# PROVIDED RECORDS

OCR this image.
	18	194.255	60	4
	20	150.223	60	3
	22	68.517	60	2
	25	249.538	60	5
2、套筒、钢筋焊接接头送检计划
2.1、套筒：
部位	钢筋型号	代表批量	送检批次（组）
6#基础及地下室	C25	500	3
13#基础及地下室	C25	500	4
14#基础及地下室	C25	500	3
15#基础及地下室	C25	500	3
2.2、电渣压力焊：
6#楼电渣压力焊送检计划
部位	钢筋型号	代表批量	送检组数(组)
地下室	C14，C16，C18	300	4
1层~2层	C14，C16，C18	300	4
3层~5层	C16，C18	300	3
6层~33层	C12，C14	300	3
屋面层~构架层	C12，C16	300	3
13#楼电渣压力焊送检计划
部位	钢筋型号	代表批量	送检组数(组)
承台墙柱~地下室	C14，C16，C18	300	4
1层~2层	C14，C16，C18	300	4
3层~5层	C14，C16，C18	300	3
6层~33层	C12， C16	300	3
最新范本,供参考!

# YOUR TASK
Every record shown above must be echoed exactly.

# THE OUTPUT
OCR this image.
	18	194.255	60	4
	20	150.223	60	3
	22	68.517	60	2
	25	249.538	60	5
2、套筒、钢筋焊接接头送检计划
2.1、套筒：
部位	钢筋型号	代表批量	送检批次（组）
6#基础及地下室	C25	500	3
13#基础及地下室	C25	500	4
14#基础及地下室	C25	500	3
15#基础及地下室	C25	500	3
2.2、电渣压力焊：
6#楼电渣压力焊送检计划
部位	钢筋型号	代表批量	送检组数(组)
地下室	C14，C16，C18	300	4
1层~2层	C14，C16，C18	300	4
3层~5层	C16，C18	300	3
6层~33层	C12，C14	300	3
屋面层~构架层	C12，C16	300	3
13#楼电渣压力焊送检计划
部位	钢筋型号	代表批量	送检组数(组)
承台墙柱~地下室	C14，C16，C18	300	4
1层~2层	C14，C16，C18	300	4
3层~5层	C14，C16，C18	300	3
6层~33层	C12， C16	300	3
最新范本,供参考!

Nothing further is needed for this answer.